WRITTEN REQUEST: Print out each record below, unaltered and complete, without its images.

(Records from a collection)
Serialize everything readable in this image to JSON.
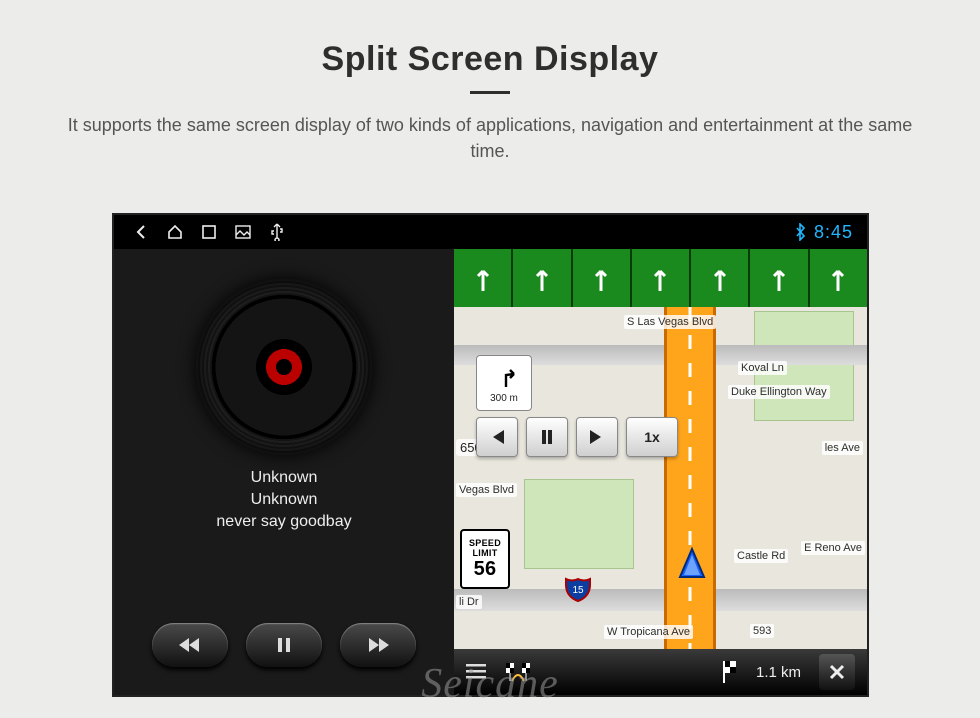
{
  "page": {
    "title": "Split Screen Display",
    "subtitle": "It supports the same screen display of two kinds of applications, navigation and entertainment at the same time."
  },
  "statusbar": {
    "clock": "8:45",
    "icons": [
      "back",
      "home",
      "recent",
      "gallery",
      "usb"
    ]
  },
  "media": {
    "line1": "Unknown",
    "line2": "Unknown",
    "line3": "never say goodbay"
  },
  "nav": {
    "lane_arrows": 7,
    "turn": {
      "distance": "300 m"
    },
    "approach_distance": "650 m",
    "speed_limit": {
      "top": "SPEED",
      "mid": "LIMIT",
      "value": "56"
    },
    "controls": {
      "speed_label": "1x"
    },
    "streets": {
      "top": "S Las Vegas Blvd",
      "koval": "Koval Ln",
      "ellington": "Duke Ellington Way",
      "miles": "les Ave",
      "vegas_blvd2": "Vegas Blvd",
      "castle": "Castle Rd",
      "reno": "E Reno Ave",
      "ali": "li Dr",
      "tropicana": "W Tropicana Ave",
      "tropicana_no": "593"
    },
    "bottombar": {
      "eta_distance": "1.1 km"
    }
  },
  "watermark": "Seicane"
}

ANSWER:
Serialize everything readable in this image to JSON.
{
  "page": {
    "title": "Split Screen Display",
    "subtitle": "It supports the same screen display of two kinds of applications, navigation and entertainment at the same time."
  },
  "statusbar": {
    "clock": "8:45",
    "icons": [
      "back",
      "home",
      "recent",
      "gallery",
      "usb"
    ]
  },
  "media": {
    "line1": "Unknown",
    "line2": "Unknown",
    "line3": "never say goodbay"
  },
  "nav": {
    "lane_arrows": 7,
    "turn": {
      "distance": "300 m"
    },
    "approach_distance": "650 m",
    "speed_limit": {
      "top": "SPEED",
      "mid": "LIMIT",
      "value": "56"
    },
    "controls": {
      "speed_label": "1x"
    },
    "streets": {
      "top": "S Las Vegas Blvd",
      "koval": "Koval Ln",
      "ellington": "Duke Ellington Way",
      "miles": "les Ave",
      "vegas_blvd2": "Vegas Blvd",
      "castle": "Castle Rd",
      "reno": "E Reno Ave",
      "ali": "li Dr",
      "tropicana": "W Tropicana Ave",
      "tropicana_no": "593"
    },
    "bottombar": {
      "eta_distance": "1.1 km"
    }
  },
  "watermark": "Seicane"
}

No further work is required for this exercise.